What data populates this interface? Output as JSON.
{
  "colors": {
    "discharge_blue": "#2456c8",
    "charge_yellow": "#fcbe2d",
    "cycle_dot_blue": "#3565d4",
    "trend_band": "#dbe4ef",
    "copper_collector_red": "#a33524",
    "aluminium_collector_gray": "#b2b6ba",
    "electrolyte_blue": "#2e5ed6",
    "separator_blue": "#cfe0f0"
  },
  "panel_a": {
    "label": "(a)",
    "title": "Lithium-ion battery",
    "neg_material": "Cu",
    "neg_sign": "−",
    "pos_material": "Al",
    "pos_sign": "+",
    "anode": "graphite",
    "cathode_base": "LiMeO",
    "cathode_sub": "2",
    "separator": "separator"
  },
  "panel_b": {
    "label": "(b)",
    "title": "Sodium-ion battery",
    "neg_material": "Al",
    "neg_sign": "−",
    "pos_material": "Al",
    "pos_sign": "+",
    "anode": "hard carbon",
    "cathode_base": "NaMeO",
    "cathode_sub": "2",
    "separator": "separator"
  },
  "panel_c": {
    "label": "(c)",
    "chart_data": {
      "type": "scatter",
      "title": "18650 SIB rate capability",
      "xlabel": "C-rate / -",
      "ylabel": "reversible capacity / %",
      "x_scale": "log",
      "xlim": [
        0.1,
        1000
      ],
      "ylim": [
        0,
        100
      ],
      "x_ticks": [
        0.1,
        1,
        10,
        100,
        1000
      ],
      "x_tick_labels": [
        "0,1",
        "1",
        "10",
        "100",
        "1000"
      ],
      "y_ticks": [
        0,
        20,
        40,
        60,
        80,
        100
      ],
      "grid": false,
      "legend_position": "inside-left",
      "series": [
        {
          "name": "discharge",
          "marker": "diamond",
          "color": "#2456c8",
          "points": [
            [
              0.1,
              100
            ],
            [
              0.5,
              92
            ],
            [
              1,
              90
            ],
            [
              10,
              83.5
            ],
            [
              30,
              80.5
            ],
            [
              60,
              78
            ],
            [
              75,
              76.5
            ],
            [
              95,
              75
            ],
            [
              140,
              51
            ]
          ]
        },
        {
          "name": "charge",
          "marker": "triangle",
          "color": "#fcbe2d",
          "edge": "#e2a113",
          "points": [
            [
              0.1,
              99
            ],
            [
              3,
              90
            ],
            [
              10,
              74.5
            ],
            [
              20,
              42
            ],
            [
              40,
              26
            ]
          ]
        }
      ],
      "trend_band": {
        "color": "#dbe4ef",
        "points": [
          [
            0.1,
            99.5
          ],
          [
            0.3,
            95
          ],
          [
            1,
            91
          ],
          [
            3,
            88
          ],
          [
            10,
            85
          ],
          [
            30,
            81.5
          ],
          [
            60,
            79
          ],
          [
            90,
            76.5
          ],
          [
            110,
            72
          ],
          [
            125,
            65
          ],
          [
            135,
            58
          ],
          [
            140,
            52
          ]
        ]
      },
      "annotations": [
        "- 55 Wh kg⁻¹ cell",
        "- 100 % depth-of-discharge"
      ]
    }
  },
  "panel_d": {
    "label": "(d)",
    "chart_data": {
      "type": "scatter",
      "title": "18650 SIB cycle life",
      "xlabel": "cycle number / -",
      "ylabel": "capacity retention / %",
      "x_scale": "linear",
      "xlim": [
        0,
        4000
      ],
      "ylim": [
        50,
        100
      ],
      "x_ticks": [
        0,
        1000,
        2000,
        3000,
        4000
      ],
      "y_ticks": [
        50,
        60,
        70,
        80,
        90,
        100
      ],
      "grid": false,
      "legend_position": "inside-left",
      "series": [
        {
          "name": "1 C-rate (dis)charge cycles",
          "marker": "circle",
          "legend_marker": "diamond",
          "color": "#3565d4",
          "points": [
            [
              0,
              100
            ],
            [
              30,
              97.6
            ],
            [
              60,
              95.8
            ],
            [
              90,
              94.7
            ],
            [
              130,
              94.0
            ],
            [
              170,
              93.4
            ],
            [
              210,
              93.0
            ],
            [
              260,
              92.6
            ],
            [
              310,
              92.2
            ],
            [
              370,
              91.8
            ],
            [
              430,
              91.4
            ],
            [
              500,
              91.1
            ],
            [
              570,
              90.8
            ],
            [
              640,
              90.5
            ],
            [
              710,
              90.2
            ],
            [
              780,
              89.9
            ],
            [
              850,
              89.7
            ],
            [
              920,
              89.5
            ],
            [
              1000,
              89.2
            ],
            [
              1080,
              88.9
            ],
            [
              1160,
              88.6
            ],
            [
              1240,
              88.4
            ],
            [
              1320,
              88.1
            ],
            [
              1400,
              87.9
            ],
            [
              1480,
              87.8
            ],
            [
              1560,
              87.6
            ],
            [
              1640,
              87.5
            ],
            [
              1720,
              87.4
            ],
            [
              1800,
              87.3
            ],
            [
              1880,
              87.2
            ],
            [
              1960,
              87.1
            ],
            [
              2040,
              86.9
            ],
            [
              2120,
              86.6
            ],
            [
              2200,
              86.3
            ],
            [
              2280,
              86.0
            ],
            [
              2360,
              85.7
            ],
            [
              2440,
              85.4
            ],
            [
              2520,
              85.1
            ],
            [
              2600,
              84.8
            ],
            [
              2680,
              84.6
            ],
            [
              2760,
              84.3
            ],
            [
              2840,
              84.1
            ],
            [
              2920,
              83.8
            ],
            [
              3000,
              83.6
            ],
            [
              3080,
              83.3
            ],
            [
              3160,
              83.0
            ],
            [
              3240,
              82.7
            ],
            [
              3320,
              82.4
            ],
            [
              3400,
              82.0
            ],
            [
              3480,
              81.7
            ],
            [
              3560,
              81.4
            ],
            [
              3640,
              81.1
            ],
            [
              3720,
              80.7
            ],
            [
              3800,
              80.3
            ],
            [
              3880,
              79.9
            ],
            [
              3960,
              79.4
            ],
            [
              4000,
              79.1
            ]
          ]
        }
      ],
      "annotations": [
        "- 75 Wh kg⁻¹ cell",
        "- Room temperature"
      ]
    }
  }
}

..........

* WORK TO DO
Give only a number: how many lines of the data hold the string "battery"?

* EXERCISE ANSWER
2